Content starts
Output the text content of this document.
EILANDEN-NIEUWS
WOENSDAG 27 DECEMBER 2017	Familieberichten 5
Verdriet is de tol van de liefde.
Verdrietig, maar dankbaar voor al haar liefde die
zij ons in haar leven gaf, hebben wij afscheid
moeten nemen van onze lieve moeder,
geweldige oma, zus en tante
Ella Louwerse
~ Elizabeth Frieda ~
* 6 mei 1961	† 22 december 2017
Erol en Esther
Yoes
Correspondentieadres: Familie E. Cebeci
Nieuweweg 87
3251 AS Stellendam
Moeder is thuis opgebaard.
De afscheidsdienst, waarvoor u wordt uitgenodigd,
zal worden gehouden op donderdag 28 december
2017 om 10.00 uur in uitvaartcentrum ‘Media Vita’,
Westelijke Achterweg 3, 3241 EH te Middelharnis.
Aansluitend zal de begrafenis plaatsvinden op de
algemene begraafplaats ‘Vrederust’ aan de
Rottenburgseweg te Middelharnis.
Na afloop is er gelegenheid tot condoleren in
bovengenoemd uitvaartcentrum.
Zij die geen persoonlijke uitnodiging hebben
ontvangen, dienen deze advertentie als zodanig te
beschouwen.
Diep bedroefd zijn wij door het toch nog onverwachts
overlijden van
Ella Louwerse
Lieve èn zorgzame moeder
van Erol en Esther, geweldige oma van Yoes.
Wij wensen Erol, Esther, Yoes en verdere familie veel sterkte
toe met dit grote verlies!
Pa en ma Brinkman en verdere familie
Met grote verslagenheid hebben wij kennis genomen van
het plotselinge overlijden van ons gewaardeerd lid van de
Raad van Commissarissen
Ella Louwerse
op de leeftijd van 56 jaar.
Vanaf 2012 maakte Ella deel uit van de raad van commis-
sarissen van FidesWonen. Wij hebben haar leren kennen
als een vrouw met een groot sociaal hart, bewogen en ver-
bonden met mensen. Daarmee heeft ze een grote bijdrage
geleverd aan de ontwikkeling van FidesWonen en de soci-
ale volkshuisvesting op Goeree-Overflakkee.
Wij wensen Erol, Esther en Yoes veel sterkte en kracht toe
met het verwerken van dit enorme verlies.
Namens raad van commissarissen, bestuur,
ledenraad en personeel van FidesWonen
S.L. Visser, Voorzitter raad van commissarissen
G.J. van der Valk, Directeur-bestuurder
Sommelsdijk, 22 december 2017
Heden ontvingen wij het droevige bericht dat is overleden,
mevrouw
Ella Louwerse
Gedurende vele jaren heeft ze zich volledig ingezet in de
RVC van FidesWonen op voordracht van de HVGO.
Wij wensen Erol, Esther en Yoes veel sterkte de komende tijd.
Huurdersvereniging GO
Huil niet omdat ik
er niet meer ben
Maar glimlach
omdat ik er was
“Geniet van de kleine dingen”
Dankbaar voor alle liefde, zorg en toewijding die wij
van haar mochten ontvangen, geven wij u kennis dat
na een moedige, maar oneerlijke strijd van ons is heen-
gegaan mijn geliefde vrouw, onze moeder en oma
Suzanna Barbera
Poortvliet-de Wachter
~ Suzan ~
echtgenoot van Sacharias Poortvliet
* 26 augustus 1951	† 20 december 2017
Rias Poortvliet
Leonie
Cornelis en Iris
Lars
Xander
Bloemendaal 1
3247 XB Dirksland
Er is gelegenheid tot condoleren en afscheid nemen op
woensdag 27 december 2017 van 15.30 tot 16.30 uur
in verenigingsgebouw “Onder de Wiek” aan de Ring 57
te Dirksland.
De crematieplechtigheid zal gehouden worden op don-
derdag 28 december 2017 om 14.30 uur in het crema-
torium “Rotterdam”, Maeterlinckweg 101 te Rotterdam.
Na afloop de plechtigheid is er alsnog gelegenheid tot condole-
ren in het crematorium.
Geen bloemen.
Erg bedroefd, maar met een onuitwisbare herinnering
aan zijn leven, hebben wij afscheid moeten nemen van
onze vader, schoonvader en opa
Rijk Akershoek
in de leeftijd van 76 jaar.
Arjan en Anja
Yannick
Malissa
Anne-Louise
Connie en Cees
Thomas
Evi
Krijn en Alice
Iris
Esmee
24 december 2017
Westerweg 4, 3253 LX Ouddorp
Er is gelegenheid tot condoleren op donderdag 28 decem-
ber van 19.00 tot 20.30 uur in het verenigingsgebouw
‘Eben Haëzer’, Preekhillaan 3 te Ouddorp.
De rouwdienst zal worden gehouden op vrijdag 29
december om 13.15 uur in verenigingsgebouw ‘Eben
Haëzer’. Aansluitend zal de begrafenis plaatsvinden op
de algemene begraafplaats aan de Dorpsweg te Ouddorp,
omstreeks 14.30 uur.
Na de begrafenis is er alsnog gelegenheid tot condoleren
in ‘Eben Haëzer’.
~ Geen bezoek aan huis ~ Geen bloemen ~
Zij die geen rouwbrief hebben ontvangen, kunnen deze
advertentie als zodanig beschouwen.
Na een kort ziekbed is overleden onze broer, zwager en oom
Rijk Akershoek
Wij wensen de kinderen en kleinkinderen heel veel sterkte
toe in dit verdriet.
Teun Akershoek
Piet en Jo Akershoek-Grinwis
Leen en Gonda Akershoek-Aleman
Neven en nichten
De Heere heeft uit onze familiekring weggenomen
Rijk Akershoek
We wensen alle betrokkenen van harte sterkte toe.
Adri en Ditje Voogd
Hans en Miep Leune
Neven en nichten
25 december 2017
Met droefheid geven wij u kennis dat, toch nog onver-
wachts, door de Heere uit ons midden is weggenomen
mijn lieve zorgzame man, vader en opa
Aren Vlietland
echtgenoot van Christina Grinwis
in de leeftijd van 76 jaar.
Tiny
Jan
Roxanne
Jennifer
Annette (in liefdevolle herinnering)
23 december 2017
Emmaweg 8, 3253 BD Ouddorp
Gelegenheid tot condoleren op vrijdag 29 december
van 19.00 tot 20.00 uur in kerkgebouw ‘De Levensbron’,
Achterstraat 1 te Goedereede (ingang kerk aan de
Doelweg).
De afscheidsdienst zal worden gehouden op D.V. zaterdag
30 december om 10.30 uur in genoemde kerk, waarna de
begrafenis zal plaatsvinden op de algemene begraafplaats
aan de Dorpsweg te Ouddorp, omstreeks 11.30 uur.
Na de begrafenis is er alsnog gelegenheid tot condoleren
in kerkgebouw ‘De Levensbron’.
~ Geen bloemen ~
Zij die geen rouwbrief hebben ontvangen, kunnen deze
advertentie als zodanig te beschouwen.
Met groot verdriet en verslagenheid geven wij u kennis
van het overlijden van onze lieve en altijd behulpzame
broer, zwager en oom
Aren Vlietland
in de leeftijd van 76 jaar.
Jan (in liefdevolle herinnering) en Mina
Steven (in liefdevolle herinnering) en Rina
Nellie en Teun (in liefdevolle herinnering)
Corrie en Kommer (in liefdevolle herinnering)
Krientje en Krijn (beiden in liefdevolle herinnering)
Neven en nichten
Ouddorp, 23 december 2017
Content ends
Nothing should be left out: repeat all of the data exactly.

Output the text content of this document.
EILANDEN-NIEUWS
WOENSDAG 27 DECEMBER 2017	Familieberichten 5
Verdriet is de tol van de liefde.
Verdrietig, maar dankbaar voor al haar liefde die
zij ons in haar leven gaf, hebben wij afscheid
moeten nemen van onze lieve moeder,
geweldige oma, zus en tante
Ella Louwerse
~ Elizabeth Frieda ~
* 6 mei 1961	† 22 december 2017
Erol en Esther
Yoes
Correspondentieadres: Familie E. Cebeci
Nieuweweg 87
3251 AS Stellendam
Moeder is thuis opgebaard.
De afscheidsdienst, waarvoor u wordt uitgenodigd,
zal worden gehouden op donderdag 28 december
2017 om 10.00 uur in uitvaartcentrum ‘Media Vita’,
Westelijke Achterweg 3, 3241 EH te Middelharnis.
Aansluitend zal de begrafenis plaatsvinden op de
algemene begraafplaats ‘Vrederust’ aan de
Rottenburgseweg te Middelharnis.
Na afloop is er gelegenheid tot condoleren in
bovengenoemd uitvaartcentrum.
Zij die geen persoonlijke uitnodiging hebben
ontvangen, dienen deze advertentie als zodanig te
beschouwen.
Diep bedroefd zijn wij door het toch nog onverwachts
overlijden van
Ella Louwerse
Lieve èn zorgzame moeder
van Erol en Esther, geweldige oma van Yoes.
Wij wensen Erol, Esther, Yoes en verdere familie veel sterkte
toe met dit grote verlies!
Pa en ma Brinkman en verdere familie
Met grote verslagenheid hebben wij kennis genomen van
het plotselinge overlijden van ons gewaardeerd lid van de
Raad van Commissarissen
Ella Louwerse
op de leeftijd van 56 jaar.
Vanaf 2012 maakte Ella deel uit van de raad van commis-
sarissen van FidesWonen. Wij hebben haar leren kennen
als een vrouw met een groot sociaal hart, bewogen en ver-
bonden met mensen. Daarmee heeft ze een grote bijdrage
geleverd aan de ontwikkeling van FidesWonen en de soci-
ale volkshuisvesting op Goeree-Overflakkee.
Wij wensen Erol, Esther en Yoes veel sterkte en kracht toe
met het verwerken van dit enorme verlies.
Namens raad van commissarissen, bestuur,
ledenraad en personeel van FidesWonen
S.L. Visser, Voorzitter raad van commissarissen
G.J. van der Valk, Directeur-bestuurder
Sommelsdijk, 22 december 2017
Heden ontvingen wij het droevige bericht dat is overleden,
mevrouw
Ella Louwerse
Gedurende vele jaren heeft ze zich volledig ingezet in de
RVC van FidesWonen op voordracht van de HVGO.
Wij wensen Erol, Esther en Yoes veel sterkte de komende tijd.
Huurdersvereniging GO
Huil niet omdat ik
er niet meer ben
Maar glimlach
omdat ik er was
“Geniet van de kleine dingen”
Dankbaar voor alle liefde, zorg en toewijding die wij
van haar mochten ontvangen, geven wij u kennis dat
na een moedige, maar oneerlijke strijd van ons is heen-
gegaan mijn geliefde vrouw, onze moeder en oma
Suzanna Barbera
Poortvliet-de Wachter
~ Suzan ~
echtgenoot van Sacharias Poortvliet
* 26 augustus 1951	† 20 december 2017
Rias Poortvliet
Leonie
Cornelis en Iris
Lars
Xander
Bloemendaal 1
3247 XB Dirksland
Er is gelegenheid tot condoleren en afscheid nemen op
woensdag 27 december 2017 van 15.30 tot 16.30 uur
in verenigingsgebouw “Onder de Wiek” aan de Ring 57
te Dirksland.
De crematieplechtigheid zal gehouden worden op don-
derdag 28 december 2017 om 14.30 uur in het crema-
torium “Rotterdam”, Maeterlinckweg 101 te Rotterdam.
Na afloop de plechtigheid is er alsnog gelegenheid tot condole-
ren in het crematorium.
Geen bloemen.
Erg bedroefd, maar met een onuitwisbare herinnering
aan zijn leven, hebben wij afscheid moeten nemen van
onze vader, schoonvader en opa
Rijk Akershoek
in de leeftijd van 76 jaar.
Arjan en Anja
Yannick
Malissa
Anne-Louise
Connie en Cees
Thomas
Evi
Krijn en Alice
Iris
Esmee
24 december 2017
Westerweg 4, 3253 LX Ouddorp
Er is gelegenheid tot condoleren op donderdag 28 decem-
ber van 19.00 tot 20.30 uur in het verenigingsgebouw
‘Eben Haëzer’, Preekhillaan 3 te Ouddorp.
De rouwdienst zal worden gehouden op vrijdag 29
december om 13.15 uur in verenigingsgebouw ‘Eben
Haëzer’. Aansluitend zal de begrafenis plaatsvinden op
de algemene begraafplaats aan de Dorpsweg te Ouddorp,
omstreeks 14.30 uur.
Na de begrafenis is er alsnog gelegenheid tot condoleren
in ‘Eben Haëzer’.
~ Geen bezoek aan huis ~ Geen bloemen ~
Zij die geen rouwbrief hebben ontvangen, kunnen deze
advertentie als zodanig beschouwen.
Na een kort ziekbed is overleden onze broer, zwager en oom
Rijk Akershoek
Wij wensen de kinderen en kleinkinderen heel veel sterkte
toe in dit verdriet.
Teun Akershoek
Piet en Jo Akershoek-Grinwis
Leen en Gonda Akershoek-Aleman
Neven en nichten
De Heere heeft uit onze familiekring weggenomen
Rijk Akershoek
We wensen alle betrokkenen van harte sterkte toe.
Adri en Ditje Voogd
Hans en Miep Leune
Neven en nichten
25 december 2017
Met droefheid geven wij u kennis dat, toch nog onver-
wachts, door de Heere uit ons midden is weggenomen
mijn lieve zorgzame man, vader en opa
Aren Vlietland
echtgenoot van Christina Grinwis
in de leeftijd van 76 jaar.
Tiny
Jan
Roxanne
Jennifer
Annette (in liefdevolle herinnering)
23 december 2017
Emmaweg 8, 3253 BD Ouddorp
Gelegenheid tot condoleren op vrijdag 29 december
van 19.00 tot 20.00 uur in kerkgebouw ‘De Levensbron’,
Achterstraat 1 te Goedereede (ingang kerk aan de
Doelweg).
De afscheidsdienst zal worden gehouden op D.V. zaterdag
30 december om 10.30 uur in genoemde kerk, waarna de
begrafenis zal plaatsvinden op de algemene begraafplaats
aan de Dorpsweg te Ouddorp, omstreeks 11.30 uur.
Na de begrafenis is er alsnog gelegenheid tot condoleren
in kerkgebouw ‘De Levensbron’.
~ Geen bloemen ~
Zij die geen rouwbrief hebben ontvangen, kunnen deze
advertentie als zodanig te beschouwen.
Met groot verdriet en verslagenheid geven wij u kennis
van het overlijden van onze lieve en altijd behulpzame
broer, zwager en oom
Aren Vlietland
in de leeftijd van 76 jaar.
Jan (in liefdevolle herinnering) en Mina
Steven (in liefdevolle herinnering) en Rina
Nellie en Teun (in liefdevolle herinnering)
Corrie en Kommer (in liefdevolle herinnering)
Krientje en Krijn (beiden in liefdevolle herinnering)
Neven en nichten
Ouddorp, 23 december 2017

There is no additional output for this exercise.